▶ **Entries**

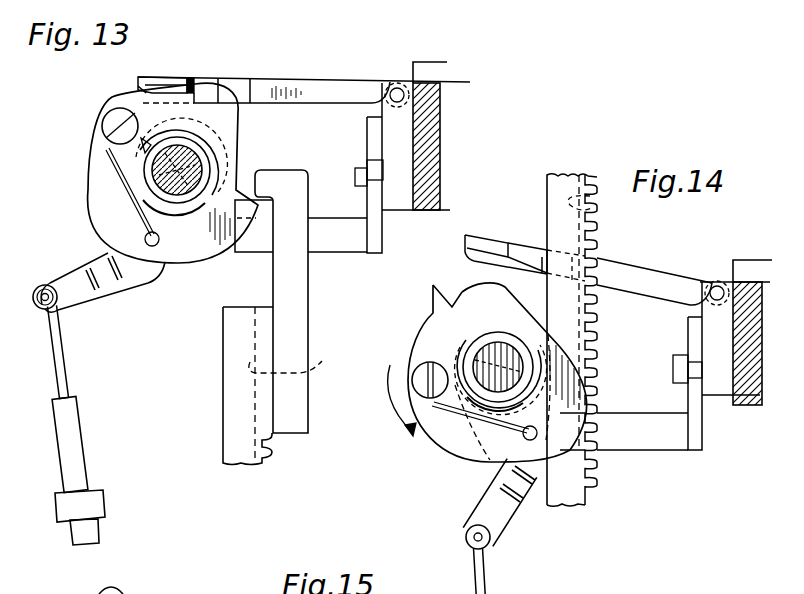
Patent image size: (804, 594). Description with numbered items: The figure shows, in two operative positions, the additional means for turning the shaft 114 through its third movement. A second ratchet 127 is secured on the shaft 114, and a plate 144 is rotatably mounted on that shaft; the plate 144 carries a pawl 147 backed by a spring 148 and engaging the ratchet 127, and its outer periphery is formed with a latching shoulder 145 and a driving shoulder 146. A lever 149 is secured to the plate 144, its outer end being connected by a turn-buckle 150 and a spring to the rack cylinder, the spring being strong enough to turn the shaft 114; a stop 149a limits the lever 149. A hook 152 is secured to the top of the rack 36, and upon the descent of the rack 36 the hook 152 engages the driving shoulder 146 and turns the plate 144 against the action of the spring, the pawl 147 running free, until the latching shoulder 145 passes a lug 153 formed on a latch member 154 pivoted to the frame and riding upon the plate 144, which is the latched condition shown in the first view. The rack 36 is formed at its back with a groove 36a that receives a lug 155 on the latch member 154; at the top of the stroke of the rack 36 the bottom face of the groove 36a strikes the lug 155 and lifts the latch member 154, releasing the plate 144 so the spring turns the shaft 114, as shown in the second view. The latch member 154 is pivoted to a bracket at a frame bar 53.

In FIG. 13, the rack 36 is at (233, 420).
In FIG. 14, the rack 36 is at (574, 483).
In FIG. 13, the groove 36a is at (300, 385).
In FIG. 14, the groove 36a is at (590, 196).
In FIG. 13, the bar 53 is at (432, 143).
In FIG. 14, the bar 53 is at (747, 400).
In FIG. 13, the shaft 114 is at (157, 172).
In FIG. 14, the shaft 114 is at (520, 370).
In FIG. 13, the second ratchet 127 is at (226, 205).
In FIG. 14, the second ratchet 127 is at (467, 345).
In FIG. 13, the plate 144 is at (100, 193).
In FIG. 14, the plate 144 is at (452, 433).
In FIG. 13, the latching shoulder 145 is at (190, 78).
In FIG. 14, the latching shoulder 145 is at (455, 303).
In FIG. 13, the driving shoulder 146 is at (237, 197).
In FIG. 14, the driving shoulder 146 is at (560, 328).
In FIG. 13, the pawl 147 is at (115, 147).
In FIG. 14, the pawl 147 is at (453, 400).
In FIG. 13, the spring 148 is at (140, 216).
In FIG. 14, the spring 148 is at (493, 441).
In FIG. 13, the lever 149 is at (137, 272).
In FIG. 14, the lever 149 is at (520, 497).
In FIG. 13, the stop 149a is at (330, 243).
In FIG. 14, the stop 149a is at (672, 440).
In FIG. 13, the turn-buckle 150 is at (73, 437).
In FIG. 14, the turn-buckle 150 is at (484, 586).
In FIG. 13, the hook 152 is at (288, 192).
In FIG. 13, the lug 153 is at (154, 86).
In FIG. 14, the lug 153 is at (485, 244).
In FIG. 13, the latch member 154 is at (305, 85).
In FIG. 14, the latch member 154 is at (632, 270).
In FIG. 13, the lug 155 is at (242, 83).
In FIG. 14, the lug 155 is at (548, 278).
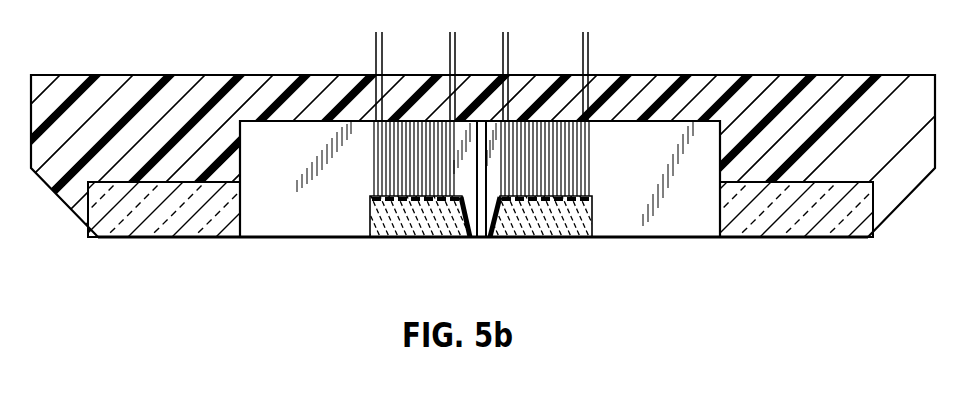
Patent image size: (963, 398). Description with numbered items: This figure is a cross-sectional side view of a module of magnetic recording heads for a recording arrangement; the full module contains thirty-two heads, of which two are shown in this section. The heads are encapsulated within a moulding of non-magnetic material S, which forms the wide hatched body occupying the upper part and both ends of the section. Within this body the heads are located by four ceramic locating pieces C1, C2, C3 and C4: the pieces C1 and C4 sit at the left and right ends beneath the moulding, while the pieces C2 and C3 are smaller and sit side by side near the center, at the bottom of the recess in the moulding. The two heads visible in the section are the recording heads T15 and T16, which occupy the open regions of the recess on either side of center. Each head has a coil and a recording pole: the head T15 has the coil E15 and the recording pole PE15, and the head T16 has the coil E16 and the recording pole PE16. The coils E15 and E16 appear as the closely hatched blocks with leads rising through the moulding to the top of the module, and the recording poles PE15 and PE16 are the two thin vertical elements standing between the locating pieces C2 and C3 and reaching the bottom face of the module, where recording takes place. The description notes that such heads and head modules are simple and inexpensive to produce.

▶ **To be done**
Rewrite every entry above, replacing "bracket" with "support" and keeping everything else the same. Leave the pictures out of your answer.

▶ **Expected answer**
Patent image size: (804, 594). Description with numbered items: The figure shows, in two operative positions, the additional means for turning the shaft 114 through its third movement. A second ratchet 127 is secured on the shaft 114, and a plate 144 is rotatably mounted on that shaft; the plate 144 carries a pawl 147 backed by a spring 148 and engaging the ratchet 127, and its outer periphery is formed with a latching shoulder 145 and a driving shoulder 146. A lever 149 is secured to the plate 144, its outer end being connected by a turn-buckle 150 and a spring to the rack cylinder, the spring being strong enough to turn the shaft 114; a stop 149a limits the lever 149. A hook 152 is secured to the top of the rack 36, and upon the descent of the rack 36 the hook 152 engages the driving shoulder 146 and turns the plate 144 against the action of the spring, the pawl 147 running free, until the latching shoulder 145 passes a lug 153 formed on a latch member 154 pivoted to the frame and riding upon the plate 144, which is the latched condition shown in the first view. The rack 36 is formed at its back with a groove 36a that receives a lug 155 on the latch member 154; at the top of the stroke of the rack 36 the bottom face of the groove 36a strikes the lug 155 and lifts the latch member 154, releasing the plate 144 so the spring turns the shaft 114, as shown in the second view. The latch member 154 is pivoted to a support at a frame bar 53.

In FIG. 13, the rack 36 is at (233, 420).
In FIG. 14, the rack 36 is at (574, 483).
In FIG. 13, the groove 36a is at (300, 385).
In FIG. 14, the groove 36a is at (590, 196).
In FIG. 13, the bar 53 is at (432, 143).
In FIG. 14, the bar 53 is at (747, 400).
In FIG. 13, the shaft 114 is at (157, 172).
In FIG. 14, the shaft 114 is at (520, 370).
In FIG. 13, the second ratchet 127 is at (226, 205).
In FIG. 14, the second ratchet 127 is at (467, 345).
In FIG. 13, the plate 144 is at (100, 193).
In FIG. 14, the plate 144 is at (452, 433).
In FIG. 13, the latching shoulder 145 is at (190, 78).
In FIG. 14, the latching shoulder 145 is at (455, 303).
In FIG. 13, the driving shoulder 146 is at (237, 197).
In FIG. 14, the driving shoulder 146 is at (560, 328).
In FIG. 13, the pawl 147 is at (115, 147).
In FIG. 14, the pawl 147 is at (453, 400).
In FIG. 13, the spring 148 is at (140, 216).
In FIG. 14, the spring 148 is at (493, 441).
In FIG. 13, the lever 149 is at (137, 272).
In FIG. 14, the lever 149 is at (520, 497).
In FIG. 13, the stop 149a is at (330, 243).
In FIG. 14, the stop 149a is at (672, 440).
In FIG. 13, the turn-buckle 150 is at (73, 437).
In FIG. 14, the turn-buckle 150 is at (484, 586).
In FIG. 13, the hook 152 is at (288, 192).
In FIG. 13, the lug 153 is at (154, 86).
In FIG. 14, the lug 153 is at (485, 244).
In FIG. 13, the latch member 154 is at (305, 85).
In FIG. 14, the latch member 154 is at (632, 270).
In FIG. 13, the lug 155 is at (242, 83).
In FIG. 14, the lug 155 is at (548, 278).
Patent image size: (963, 398). Description with numbered items: This figure is a cross-sectional side view of a module of magnetic recording heads for a recording arrangement; the full module contains thirty-two heads, of which two are shown in this section. The heads are encapsulated within a moulding of non-magnetic material S, which forms the wide hatched body occupying the upper part and both ends of the section. Within this body the heads are located by four ceramic locating pieces C1, C2, C3 and C4: the pieces C1 and C4 sit at the left and right ends beneath the moulding, while the pieces C2 and C3 are smaller and sit side by side near the center, at the bottom of the recess in the moulding. The two heads visible in the section are the recording heads T15 and T16, which occupy the open regions of the recess on either side of center. Each head has a coil and a recording pole: the head T15 has the coil E15 and the recording pole PE15, and the head T16 has the coil E16 and the recording pole PE16. The coils E15 and E16 appear as the closely hatched blocks with leads rising through the moulding to the top of the module, and the recording poles PE15 and PE16 are the two thin vertical elements standing between the locating pieces C2 and C3 and reaching the bottom face of the module, where recording takes place. The description notes that such heads and head modules are simple and inexpensive to produce.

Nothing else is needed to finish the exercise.